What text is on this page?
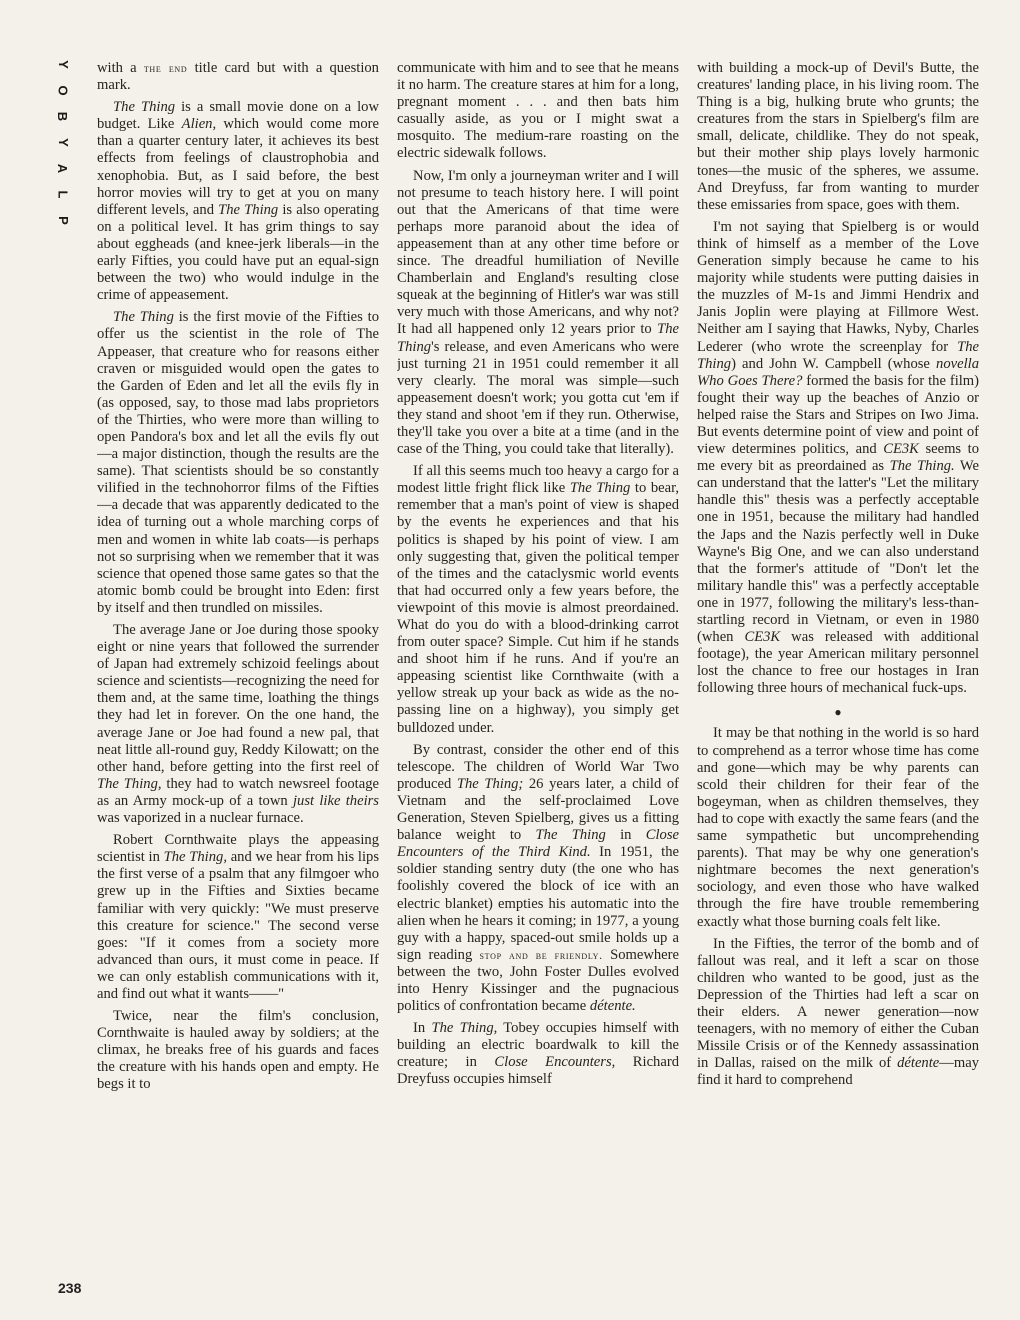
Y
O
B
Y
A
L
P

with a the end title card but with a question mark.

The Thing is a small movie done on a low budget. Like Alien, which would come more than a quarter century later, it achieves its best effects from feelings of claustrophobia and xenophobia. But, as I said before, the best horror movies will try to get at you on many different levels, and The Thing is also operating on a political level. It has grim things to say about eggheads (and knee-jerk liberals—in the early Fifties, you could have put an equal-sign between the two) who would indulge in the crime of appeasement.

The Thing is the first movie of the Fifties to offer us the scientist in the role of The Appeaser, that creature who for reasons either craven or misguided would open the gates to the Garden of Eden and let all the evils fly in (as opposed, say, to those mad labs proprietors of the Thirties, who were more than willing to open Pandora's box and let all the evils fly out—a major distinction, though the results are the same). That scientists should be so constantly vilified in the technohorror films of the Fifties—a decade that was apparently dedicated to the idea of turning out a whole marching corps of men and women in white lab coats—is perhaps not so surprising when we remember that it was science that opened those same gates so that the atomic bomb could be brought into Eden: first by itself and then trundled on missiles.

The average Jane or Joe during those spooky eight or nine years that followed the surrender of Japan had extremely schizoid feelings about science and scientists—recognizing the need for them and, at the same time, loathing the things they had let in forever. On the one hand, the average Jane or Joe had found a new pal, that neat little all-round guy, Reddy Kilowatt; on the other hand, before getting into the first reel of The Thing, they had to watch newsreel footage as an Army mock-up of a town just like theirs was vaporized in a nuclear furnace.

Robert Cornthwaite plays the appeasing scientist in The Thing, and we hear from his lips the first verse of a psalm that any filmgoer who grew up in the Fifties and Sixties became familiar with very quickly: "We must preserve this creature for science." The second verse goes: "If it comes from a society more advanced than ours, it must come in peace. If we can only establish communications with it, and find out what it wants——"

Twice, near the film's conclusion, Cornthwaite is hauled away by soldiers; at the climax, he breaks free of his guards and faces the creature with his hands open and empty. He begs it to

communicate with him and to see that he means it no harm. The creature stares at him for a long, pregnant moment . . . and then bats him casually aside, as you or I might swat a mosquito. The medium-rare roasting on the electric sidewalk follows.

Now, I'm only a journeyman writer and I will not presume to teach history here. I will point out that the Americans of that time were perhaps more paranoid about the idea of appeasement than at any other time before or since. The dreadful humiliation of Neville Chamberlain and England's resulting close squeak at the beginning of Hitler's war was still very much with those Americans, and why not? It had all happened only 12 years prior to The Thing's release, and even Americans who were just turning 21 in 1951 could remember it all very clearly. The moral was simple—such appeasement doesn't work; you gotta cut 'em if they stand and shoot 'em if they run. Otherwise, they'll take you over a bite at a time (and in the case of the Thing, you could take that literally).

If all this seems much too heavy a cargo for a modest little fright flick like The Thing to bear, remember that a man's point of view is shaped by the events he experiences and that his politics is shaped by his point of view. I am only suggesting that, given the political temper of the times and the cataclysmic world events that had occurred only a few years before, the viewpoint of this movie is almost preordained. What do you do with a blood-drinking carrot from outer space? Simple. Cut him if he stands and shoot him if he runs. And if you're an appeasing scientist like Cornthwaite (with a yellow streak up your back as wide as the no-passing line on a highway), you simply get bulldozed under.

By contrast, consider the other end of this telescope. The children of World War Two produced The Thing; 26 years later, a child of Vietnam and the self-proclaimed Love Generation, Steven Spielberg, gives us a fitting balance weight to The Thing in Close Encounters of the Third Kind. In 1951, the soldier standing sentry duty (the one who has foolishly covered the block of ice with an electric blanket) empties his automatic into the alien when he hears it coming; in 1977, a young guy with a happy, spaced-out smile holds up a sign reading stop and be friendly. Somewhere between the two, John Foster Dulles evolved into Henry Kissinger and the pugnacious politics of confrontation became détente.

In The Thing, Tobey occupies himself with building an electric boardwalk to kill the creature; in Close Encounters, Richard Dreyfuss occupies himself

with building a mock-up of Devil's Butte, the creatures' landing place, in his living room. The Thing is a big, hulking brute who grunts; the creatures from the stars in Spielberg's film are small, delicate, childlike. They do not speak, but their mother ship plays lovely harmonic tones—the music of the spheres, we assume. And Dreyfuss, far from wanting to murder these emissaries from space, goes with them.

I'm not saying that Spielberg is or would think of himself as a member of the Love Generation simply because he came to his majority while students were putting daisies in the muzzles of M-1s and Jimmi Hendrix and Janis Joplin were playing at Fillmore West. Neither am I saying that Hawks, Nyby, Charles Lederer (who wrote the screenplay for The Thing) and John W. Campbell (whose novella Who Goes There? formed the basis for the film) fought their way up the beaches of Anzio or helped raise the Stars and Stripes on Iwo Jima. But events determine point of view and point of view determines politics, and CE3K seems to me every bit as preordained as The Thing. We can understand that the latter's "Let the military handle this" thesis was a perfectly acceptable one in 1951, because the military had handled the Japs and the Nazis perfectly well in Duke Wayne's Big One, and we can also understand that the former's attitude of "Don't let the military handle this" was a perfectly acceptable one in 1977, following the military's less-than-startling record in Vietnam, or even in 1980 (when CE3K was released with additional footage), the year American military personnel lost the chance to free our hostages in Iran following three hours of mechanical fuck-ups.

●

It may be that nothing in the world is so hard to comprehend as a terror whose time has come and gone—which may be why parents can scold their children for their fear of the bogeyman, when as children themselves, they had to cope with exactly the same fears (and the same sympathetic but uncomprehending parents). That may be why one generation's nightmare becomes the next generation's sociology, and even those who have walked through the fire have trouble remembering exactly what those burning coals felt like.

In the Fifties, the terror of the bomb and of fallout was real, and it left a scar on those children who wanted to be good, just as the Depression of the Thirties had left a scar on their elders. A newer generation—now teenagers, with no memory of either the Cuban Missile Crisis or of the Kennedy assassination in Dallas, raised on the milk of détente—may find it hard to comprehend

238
------------------------------------------------
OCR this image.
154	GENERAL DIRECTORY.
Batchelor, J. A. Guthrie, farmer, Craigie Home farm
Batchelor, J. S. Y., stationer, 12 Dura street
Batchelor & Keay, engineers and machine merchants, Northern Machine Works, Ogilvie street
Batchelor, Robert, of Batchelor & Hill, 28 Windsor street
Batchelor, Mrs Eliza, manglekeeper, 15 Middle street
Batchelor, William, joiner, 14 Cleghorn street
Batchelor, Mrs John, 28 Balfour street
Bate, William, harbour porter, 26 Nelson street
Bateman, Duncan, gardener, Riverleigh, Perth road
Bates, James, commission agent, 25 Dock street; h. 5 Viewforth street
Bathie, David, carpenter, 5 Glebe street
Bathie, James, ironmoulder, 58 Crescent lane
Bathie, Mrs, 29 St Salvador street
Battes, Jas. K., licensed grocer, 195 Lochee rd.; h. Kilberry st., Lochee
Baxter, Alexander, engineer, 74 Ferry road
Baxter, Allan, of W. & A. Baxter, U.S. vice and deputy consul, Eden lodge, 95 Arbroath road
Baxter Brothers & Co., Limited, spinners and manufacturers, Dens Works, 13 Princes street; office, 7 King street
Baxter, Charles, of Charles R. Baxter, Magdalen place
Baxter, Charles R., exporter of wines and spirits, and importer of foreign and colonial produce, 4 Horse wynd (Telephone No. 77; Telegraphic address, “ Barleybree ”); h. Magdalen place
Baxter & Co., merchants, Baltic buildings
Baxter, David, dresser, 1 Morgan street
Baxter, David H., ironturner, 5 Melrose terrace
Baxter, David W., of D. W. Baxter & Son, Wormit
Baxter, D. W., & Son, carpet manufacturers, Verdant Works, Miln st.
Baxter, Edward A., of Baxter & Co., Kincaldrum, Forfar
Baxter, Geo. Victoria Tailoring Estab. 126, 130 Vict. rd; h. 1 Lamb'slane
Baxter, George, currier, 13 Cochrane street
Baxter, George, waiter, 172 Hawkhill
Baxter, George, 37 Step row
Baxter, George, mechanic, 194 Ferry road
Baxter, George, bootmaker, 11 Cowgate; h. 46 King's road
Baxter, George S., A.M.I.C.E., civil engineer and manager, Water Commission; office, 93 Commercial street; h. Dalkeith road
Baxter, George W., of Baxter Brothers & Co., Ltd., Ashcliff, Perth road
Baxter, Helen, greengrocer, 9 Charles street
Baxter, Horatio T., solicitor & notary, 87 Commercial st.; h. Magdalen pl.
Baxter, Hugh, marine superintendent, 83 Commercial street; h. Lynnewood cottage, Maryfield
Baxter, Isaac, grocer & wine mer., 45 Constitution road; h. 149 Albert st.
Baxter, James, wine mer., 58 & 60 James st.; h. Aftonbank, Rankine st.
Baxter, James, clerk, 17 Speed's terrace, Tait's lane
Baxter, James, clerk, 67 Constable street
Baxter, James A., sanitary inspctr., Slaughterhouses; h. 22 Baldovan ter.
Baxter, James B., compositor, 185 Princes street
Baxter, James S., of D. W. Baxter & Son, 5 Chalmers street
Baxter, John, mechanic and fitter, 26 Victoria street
------------------------------------------------
## Work instructions
Extract all lines of the records above that include "William".

## Solved exercise
Batchelor, William, joiner, 14 Cleghorn street
Bate, William, harbour porter, 26 Nelson street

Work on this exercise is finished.